[Data entries]
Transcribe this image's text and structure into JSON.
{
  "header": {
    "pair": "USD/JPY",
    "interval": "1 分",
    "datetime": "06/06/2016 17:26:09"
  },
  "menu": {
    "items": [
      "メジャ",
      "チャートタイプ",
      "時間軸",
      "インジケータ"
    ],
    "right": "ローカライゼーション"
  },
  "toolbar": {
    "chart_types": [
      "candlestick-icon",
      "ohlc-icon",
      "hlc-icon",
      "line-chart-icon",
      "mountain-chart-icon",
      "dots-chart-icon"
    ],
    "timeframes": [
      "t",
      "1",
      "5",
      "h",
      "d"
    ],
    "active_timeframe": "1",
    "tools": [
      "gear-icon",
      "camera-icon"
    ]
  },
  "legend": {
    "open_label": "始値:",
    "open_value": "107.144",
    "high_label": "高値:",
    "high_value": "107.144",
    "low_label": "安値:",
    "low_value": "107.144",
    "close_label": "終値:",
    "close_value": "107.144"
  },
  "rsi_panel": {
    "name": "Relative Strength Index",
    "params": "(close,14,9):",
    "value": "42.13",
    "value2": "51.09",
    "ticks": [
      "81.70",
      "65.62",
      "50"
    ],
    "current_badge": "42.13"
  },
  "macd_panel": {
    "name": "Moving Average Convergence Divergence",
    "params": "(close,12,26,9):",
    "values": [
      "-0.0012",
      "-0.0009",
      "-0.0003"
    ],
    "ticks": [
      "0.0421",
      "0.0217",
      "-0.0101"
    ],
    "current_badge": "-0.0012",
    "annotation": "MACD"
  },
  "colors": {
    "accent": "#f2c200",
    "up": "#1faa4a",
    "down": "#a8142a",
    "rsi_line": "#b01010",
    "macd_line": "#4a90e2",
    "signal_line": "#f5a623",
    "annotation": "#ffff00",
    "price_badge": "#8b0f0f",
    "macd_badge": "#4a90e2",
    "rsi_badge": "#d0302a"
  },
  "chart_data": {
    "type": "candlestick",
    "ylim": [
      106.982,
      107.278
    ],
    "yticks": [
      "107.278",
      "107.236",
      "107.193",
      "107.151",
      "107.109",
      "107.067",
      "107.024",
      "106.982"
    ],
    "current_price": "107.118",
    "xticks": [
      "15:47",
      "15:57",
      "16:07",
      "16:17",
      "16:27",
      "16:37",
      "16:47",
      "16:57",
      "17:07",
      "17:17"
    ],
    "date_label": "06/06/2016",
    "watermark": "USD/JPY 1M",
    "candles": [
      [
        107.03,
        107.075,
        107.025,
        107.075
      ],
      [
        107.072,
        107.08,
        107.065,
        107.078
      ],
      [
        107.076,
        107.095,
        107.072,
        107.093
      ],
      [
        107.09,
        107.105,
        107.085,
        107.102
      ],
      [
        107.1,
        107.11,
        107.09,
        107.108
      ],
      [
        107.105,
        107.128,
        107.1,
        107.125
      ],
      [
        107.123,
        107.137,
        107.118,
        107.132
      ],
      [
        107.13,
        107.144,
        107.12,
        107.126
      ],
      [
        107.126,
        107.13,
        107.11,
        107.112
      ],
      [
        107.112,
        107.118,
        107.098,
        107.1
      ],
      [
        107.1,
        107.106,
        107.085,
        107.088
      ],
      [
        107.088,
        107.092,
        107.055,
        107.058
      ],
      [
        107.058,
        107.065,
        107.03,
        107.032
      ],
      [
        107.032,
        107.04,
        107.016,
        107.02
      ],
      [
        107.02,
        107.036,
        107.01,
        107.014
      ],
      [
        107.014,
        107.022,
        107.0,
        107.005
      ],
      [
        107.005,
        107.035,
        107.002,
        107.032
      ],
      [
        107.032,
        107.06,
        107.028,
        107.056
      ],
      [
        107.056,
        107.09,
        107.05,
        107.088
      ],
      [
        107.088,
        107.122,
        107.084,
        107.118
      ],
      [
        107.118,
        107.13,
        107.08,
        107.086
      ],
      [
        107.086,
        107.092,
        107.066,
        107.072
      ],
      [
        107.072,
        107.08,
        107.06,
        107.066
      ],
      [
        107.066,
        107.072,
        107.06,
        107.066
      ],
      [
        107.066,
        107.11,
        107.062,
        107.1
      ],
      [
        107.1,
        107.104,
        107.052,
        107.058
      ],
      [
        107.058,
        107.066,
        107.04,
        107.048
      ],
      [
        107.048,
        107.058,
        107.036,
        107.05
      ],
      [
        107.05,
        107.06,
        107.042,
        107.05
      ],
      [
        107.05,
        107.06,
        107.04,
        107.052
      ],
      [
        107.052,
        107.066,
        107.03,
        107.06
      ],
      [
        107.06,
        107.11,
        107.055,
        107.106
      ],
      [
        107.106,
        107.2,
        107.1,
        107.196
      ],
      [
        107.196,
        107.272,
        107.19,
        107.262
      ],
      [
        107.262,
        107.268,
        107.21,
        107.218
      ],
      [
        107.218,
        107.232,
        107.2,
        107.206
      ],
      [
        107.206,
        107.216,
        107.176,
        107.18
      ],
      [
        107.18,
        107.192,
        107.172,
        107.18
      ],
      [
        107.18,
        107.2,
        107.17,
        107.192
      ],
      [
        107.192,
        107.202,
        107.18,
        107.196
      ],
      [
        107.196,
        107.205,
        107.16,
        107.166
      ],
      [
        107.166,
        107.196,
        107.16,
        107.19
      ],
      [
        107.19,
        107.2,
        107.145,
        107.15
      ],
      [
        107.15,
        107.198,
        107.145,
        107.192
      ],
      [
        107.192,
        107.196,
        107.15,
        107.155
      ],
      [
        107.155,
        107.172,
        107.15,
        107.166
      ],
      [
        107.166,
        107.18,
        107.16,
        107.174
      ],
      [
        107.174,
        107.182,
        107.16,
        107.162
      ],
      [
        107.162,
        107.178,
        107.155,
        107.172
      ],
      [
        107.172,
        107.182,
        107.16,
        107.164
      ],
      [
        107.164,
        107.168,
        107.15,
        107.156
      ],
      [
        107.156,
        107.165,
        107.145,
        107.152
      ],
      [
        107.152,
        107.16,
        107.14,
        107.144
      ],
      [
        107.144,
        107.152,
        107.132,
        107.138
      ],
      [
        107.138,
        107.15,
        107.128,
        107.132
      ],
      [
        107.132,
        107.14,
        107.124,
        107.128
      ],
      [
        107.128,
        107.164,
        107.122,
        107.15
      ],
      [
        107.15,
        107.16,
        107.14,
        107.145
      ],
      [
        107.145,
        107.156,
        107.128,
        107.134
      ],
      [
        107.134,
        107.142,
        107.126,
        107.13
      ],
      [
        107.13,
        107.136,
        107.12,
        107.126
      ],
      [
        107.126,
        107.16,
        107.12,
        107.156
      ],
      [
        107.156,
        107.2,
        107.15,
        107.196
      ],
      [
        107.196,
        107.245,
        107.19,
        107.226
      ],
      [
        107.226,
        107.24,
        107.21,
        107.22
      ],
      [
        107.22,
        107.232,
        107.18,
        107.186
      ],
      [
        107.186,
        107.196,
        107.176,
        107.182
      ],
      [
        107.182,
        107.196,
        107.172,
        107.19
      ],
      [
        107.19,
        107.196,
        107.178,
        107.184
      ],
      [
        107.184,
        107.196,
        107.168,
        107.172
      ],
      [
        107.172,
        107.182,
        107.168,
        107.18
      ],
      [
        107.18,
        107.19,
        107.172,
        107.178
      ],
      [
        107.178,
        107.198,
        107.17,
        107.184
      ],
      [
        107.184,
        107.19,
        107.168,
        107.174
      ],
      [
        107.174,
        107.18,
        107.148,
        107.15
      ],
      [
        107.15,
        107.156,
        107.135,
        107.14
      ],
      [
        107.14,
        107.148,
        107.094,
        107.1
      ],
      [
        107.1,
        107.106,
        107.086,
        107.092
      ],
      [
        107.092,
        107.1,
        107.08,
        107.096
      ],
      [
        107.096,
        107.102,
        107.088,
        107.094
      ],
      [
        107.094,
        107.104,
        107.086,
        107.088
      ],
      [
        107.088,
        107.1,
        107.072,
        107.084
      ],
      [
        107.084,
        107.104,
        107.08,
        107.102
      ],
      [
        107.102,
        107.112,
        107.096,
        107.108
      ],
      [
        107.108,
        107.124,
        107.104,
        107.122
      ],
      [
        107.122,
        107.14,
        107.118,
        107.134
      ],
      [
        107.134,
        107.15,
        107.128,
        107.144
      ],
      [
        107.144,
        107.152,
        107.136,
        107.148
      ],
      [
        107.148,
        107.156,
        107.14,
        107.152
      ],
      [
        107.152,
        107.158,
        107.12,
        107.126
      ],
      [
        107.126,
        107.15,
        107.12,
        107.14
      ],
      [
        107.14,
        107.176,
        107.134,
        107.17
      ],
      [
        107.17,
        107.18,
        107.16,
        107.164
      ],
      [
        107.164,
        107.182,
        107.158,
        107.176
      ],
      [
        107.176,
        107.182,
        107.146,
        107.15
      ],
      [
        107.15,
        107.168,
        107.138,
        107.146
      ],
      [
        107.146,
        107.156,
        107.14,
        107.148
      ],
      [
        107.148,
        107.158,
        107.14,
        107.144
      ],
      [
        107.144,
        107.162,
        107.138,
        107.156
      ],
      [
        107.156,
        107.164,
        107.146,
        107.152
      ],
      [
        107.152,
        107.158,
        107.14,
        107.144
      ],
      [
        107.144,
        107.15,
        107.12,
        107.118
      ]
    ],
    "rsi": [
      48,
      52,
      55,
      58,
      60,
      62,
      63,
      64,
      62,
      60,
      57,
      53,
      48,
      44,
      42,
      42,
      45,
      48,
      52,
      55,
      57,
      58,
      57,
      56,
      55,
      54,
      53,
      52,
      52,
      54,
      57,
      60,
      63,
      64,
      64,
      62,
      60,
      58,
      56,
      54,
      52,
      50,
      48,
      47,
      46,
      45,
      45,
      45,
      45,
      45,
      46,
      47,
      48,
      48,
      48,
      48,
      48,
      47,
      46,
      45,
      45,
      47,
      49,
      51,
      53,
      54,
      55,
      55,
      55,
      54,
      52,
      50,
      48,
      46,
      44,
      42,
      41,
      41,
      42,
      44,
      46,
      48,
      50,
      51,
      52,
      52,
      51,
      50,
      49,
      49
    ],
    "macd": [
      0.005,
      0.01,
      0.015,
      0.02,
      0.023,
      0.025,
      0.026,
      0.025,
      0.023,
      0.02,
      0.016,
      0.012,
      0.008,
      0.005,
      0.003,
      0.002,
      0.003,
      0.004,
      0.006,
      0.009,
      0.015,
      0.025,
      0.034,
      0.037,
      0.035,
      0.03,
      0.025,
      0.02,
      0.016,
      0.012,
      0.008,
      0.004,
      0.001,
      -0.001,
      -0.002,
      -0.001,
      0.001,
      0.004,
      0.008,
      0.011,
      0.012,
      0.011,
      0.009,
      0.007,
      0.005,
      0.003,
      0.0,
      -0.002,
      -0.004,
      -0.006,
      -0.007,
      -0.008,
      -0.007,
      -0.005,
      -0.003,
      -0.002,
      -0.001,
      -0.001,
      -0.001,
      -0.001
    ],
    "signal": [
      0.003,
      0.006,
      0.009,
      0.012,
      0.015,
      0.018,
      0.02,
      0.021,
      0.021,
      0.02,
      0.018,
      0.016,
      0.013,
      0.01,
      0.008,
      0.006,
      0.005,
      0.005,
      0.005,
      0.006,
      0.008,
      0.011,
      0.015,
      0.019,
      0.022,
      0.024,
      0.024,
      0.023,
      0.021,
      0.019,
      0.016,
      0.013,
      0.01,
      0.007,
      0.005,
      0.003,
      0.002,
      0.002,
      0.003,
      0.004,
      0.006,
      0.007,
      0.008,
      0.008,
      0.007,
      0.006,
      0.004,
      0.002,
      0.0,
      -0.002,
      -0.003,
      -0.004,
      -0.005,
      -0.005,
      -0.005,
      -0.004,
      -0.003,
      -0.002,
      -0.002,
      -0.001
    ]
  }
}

• The problem
Search the lines for "candlestick". Copy each line that has it.

• Reply
      "candlestick-icon",
    "type": "candlestick",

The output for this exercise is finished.